EXERCISE DATA:
──────────

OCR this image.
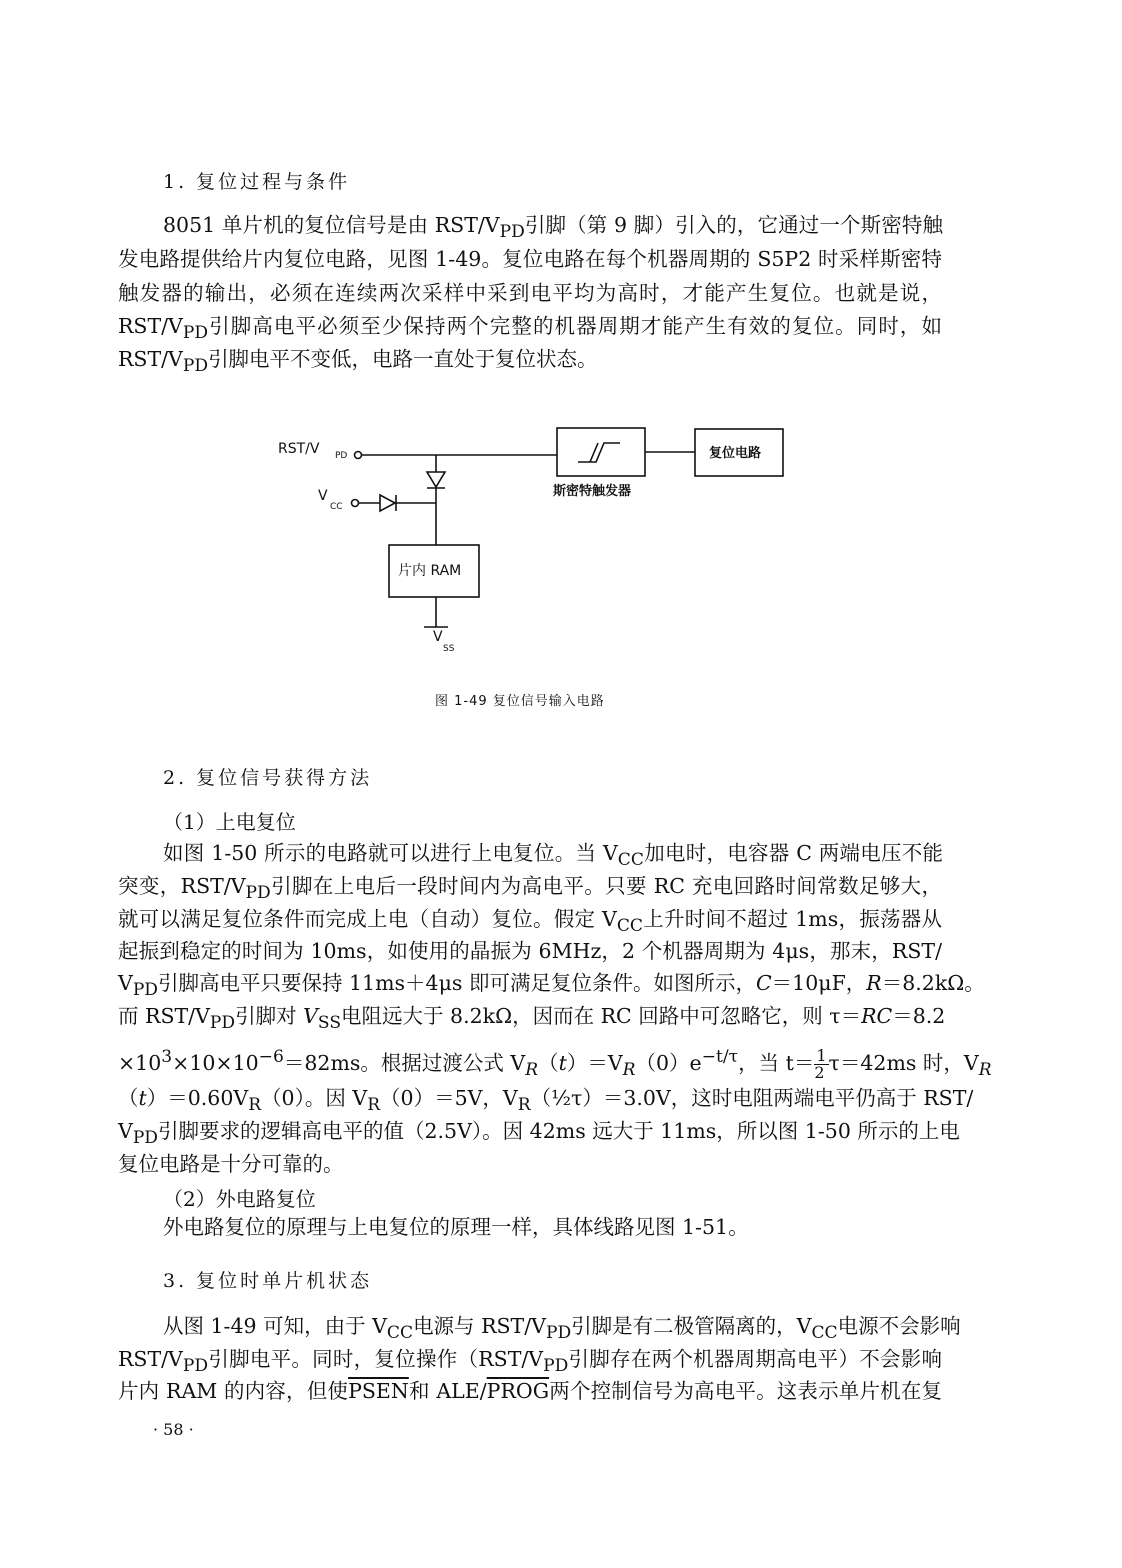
1. 复位过程与条件
8051 单片机的复位信号是由 RST/$V_{PD}$引脚（第 9 脚）引入的，它通过一个斯密特触
发电路提供给片内复位电路，见图 1-49。复位电路在每个机器周期的 S5P2 时采样斯密特
触发器的输出，必须在连续两次采样中采到电平均为高时，才能产生复位。也就是说，
RST/$V_{PD}$引脚高电平必须至少保持两个完整的机器周期才能产生有效的复位。同时，如
RST/$V_{PD}$引脚电平不变低，电路一直处于复位状态。
RST/V PD
V
CC
片内 RAM
V
SS
斯密特触发器
复位电路
图 1-49 复位信号输入电路
2. 复位信号获得方法
（1）上电复位
如图 1-50 所示的电路就可以进行上电复位。当 $V_{CC}$加电时，电容器 C 两端电压不能
突变，RST/$V_{PD}$引脚在上电后一段时间内为高电平。只要 RC 充电回路时间常数足够大，
就可以满足复位条件而完成上电（自动）复位。假定 $V_{CC}$上升时间不超过 1ms，振荡器从
起振到稳定的时间为 10ms，如使用的晶振为 6MHz，2 个机器周期为 4μs，那末，RST/
$V_{PD}$引脚高电平只要保持 11ms＋4μs 即可满足复位条件。如图所示，C＝10μF，R＝8.2kΩ。
而 RST/$V_{PD}$引脚对 $V_{SS}$电阻远大于 8.2kΩ，因而在 RC 回路中可忽略它，则 τ＝RC＝8.2
$\times 10^3\times 10\times 10^{-6}=82ms$。根据过渡公式 $V_R(t)=V_R(0)e^{-t/\tau}$，当 $t= \frac{1}{2} \tau=42ms$ 时，$V_R$
$(t)=0.60V_R(0)$。因 $V_R(0)=5V$，$V_R(\frac{1}{2}\tau)=3.0V$，这时电阻两端电平仍高于 RST/
$V_{PD}$引脚要求的逻辑高电平的值（2.5V）。因 42ms 远大于 11ms，所以图 1-50 所示的上电
复位电路是十分可靠的。
（2）外电路复位
外电路复位的原理与上电复位的原理一样，具体线路见图 1-51。
3. 复位时单片机状态
从图 1-49 可知，由于 $V_{CC}$电源与 RST/$V_{PD}$引脚是有二极管隔离的，$V_{CC}$电源不会影响
RST/$V_{PD}$引脚电平。同时，复位操作（$RST/V_{PD}$引脚存在两个机器周期高电平）不会影响
片内 RAM 的内容，但使PSEN和 ALE/PROG两个控制信号为高电平。这表示单片机在复
· 58 ·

──────────

WHAT THE TASK REQUIRES:
Scan the lines for the string "frac". Copy out each line that matches.

CORRECT ANSWER:
$\times 10^3\times 10\times 10^{-6}=82ms$。根据过渡公式 $V_R(t)=V_R(0)e^{-t/\tau}$，当 $t= \frac{1}{2} \tau=42ms$ 时，$V_R$
$(t)=0.60V_R(0)$。因 $V_R(0)=5V$，$V_R(\frac{1}{2}\tau)=3.0V$，这时电阻两端电平仍高于 RST/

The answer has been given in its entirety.